| Set problem 1 |
Reproduce the entire text about stabilizing gamma sulfur for Li-S batteries word for word.

### Document section

Stabilization of gamma sulfur at room temperature to use in Li-S batteries
nature.comThe "notorious polysulfide shuttling effect" mentioned in the first sentence of the abstract is a pretty big understatement. It's basically an automatic death sentence for Li-S batteries in commercial applications, so the fact that this paper claims to have _zero_ polysulfide formation is pretty remarkable.
Short primer: The polysulfide shuttling effect is a phenomenon that can occur in lithium-sulfur batteries. It occurs when polysulfide ions, which are intermediates formed during the discharge and charging of the battery, are able to move from the cathode to the anode. This causes a decrease in the overall capacity of the battery.
To prevent this from happening, a separator with a high ionic resistance is used to physically block the movement of the polysulfides, but this increases the bulk and form factor of the battery, which makes it less suitable for applications like phones and laptops.
Other sources say 4000 cycles in one year of testing and the battery is still going strong. Apparently they used some chemical vapor deposition to dope sulfur in a carbon mesh, and apparently gamma sulfur was created in the process, which was accidental, they're trying to determine why their process created it.

######

| Set problem 2 |
Write out the lines of the entries from their beginning through the line containing "- y-axis-tick-labels: 0.0000", both ends included, and nothing else.

### Supplied entries

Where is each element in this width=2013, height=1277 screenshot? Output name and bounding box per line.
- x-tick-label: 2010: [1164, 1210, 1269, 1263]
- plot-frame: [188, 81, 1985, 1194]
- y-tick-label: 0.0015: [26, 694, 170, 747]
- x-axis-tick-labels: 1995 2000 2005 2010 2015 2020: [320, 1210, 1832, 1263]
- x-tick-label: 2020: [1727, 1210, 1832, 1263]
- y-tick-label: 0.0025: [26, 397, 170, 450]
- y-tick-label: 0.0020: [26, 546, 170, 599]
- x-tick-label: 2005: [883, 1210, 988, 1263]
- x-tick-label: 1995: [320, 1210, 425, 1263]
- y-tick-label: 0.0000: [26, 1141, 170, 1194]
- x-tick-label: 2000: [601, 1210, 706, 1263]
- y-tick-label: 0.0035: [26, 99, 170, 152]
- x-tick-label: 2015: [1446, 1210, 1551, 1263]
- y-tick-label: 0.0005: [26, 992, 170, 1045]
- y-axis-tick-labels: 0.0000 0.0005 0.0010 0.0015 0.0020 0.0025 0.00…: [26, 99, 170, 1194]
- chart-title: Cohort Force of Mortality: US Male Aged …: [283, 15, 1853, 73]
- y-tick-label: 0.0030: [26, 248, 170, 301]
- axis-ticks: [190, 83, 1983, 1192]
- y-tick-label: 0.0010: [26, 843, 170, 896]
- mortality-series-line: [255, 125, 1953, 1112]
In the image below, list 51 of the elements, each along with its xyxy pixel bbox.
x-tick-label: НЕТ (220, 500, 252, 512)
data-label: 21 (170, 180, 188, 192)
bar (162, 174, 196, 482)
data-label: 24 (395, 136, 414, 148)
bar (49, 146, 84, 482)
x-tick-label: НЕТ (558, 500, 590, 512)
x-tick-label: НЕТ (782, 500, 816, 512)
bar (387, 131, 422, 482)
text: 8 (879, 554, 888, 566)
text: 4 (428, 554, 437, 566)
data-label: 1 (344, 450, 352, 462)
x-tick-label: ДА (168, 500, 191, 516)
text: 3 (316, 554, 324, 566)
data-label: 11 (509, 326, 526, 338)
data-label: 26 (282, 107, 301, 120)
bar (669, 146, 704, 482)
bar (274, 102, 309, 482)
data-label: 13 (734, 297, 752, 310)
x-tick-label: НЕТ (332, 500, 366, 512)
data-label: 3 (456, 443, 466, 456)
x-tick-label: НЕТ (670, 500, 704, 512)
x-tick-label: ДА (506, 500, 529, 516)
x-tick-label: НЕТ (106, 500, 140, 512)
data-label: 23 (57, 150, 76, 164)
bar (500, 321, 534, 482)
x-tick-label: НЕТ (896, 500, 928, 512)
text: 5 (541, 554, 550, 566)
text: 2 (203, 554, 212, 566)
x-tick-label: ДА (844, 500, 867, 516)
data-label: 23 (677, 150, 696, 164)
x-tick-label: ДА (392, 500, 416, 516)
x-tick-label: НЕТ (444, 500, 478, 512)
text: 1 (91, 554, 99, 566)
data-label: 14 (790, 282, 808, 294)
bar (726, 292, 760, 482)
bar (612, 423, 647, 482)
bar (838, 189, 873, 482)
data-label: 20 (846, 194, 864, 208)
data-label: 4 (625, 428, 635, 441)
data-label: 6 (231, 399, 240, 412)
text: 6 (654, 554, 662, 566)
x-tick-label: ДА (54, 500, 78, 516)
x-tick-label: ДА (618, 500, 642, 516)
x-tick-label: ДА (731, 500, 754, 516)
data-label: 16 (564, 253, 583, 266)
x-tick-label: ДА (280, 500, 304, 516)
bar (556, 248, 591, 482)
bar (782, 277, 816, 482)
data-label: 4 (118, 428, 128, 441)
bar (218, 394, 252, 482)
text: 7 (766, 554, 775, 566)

######

| Worked answer 1 |
Stabilization of gamma sulfur at room temperature to use in Li-S batteries
nature.comThe "notorious polysulfide shuttling effect" mentioned in the first sentence of the abstract is a pretty big understatement. It's basically an automatic death sentence for Li-S batteries in commercial applications, so the fact that this paper claims to have _zero_ polysulfide formation is pretty remarkable.
Short primer: The polysulfide shuttling effect is a phenomenon that can occur in lithium-sulfur batteries. It occurs when polysulfide ions, which are intermediates formed during the discharge and charging of the battery, are able to move from the cathode to the anode. This causes a decrease in the overall capacity of the battery.
To prevent this from happening, a separator with a high ionic resistance is used to physically block the movement of the polysulfides, but this increases the bulk and form factor of the battery, which makes it less suitable for applications like phones and laptops.
Other sources say 4000 cycles in one year of testing and the battery is still going strong. Apparently they used some chemical vapor deposition to dope sulfur in a carbon mesh, and apparently gamma sulfur was created in the process, which was accidental, they're trying to determine why their process created it.

| Worked answer 2 |
Where is each element in this width=2013, height=1277 screenshot? Output name and bounding box per line.
- x-tick-label: 2010: [1164, 1210, 1269, 1263]
- plot-frame: [188, 81, 1985, 1194]
- y-tick-label: 0.0015: [26, 694, 170, 747]
- x-axis-tick-labels: 1995 2000 2005 2010 2015 2020: [320, 1210, 1832, 1263]
- x-tick-label: 2020: [1727, 1210, 1832, 1263]
- y-tick-label: 0.0025: [26, 397, 170, 450]
- y-tick-label: 0.0020: [26, 546, 170, 599]
- x-tick-label: 2005: [883, 1210, 988, 1263]
- x-tick-label: 1995: [320, 1210, 425, 1263]
- y-tick-label: 0.0000: [26, 1141, 170, 1194]
- x-tick-label: 2000: [601, 1210, 706, 1263]
- y-tick-label: 0.0035: [26, 99, 170, 152]
- x-tick-label: 2015: [1446, 1210, 1551, 1263]
- y-tick-label: 0.0005: [26, 992, 170, 1045]
- y-axis-tick-labels: 0.0000 0.0005 0.0010 0.0015 0.0020 0.0025 0.00…: [26, 99, 170, 1194]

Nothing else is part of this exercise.